>> START Dataset records
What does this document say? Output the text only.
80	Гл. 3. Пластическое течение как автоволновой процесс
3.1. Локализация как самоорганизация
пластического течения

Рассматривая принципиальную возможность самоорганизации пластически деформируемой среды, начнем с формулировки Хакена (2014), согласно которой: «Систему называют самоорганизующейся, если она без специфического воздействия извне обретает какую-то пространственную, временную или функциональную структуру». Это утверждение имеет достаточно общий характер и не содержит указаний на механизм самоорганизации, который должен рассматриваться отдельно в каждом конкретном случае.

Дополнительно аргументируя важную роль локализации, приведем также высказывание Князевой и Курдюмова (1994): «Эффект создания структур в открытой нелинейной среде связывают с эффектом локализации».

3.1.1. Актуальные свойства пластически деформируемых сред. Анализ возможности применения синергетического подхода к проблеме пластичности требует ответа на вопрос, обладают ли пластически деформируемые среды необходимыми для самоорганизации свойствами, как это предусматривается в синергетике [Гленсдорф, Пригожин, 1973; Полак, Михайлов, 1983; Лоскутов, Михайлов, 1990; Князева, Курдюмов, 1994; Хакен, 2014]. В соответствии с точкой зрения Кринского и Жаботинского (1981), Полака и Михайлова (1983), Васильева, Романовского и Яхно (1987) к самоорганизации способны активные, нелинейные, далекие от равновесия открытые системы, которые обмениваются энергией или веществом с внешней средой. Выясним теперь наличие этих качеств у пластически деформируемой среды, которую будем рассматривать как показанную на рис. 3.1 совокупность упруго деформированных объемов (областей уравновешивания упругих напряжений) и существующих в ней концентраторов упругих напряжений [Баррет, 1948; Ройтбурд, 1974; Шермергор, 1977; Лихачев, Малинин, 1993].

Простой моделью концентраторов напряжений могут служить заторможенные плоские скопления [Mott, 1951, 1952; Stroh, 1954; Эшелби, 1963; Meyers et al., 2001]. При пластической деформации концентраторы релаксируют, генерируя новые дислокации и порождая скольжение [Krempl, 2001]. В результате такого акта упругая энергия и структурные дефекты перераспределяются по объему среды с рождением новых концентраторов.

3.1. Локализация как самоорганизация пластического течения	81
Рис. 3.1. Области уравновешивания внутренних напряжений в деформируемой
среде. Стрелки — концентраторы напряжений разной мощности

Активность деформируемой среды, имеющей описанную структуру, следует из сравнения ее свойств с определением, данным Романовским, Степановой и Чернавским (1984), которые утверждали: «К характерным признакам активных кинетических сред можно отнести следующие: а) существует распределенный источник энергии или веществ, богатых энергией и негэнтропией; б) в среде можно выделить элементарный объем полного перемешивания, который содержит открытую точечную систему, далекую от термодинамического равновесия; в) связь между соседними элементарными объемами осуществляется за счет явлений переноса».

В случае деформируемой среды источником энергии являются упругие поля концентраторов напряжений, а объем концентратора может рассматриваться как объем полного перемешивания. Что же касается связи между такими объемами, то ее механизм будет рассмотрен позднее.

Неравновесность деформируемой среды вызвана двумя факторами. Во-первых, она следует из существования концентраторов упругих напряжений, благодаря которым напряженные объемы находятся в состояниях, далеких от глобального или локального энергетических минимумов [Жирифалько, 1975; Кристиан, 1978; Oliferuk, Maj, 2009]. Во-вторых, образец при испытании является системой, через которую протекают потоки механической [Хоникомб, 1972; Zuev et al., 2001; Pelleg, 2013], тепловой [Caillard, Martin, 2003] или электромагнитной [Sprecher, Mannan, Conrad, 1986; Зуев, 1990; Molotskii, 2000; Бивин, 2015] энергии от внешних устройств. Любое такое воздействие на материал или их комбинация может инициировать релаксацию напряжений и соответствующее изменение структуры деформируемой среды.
>> END Dataset records
_Written exercise_:
In the entries above, locate every line with the word "Локализация" and copy it.

_Result of this task_:
3.1. Локализация как самоорганизация
3.1. Локализация как самоорганизация пластического течения	81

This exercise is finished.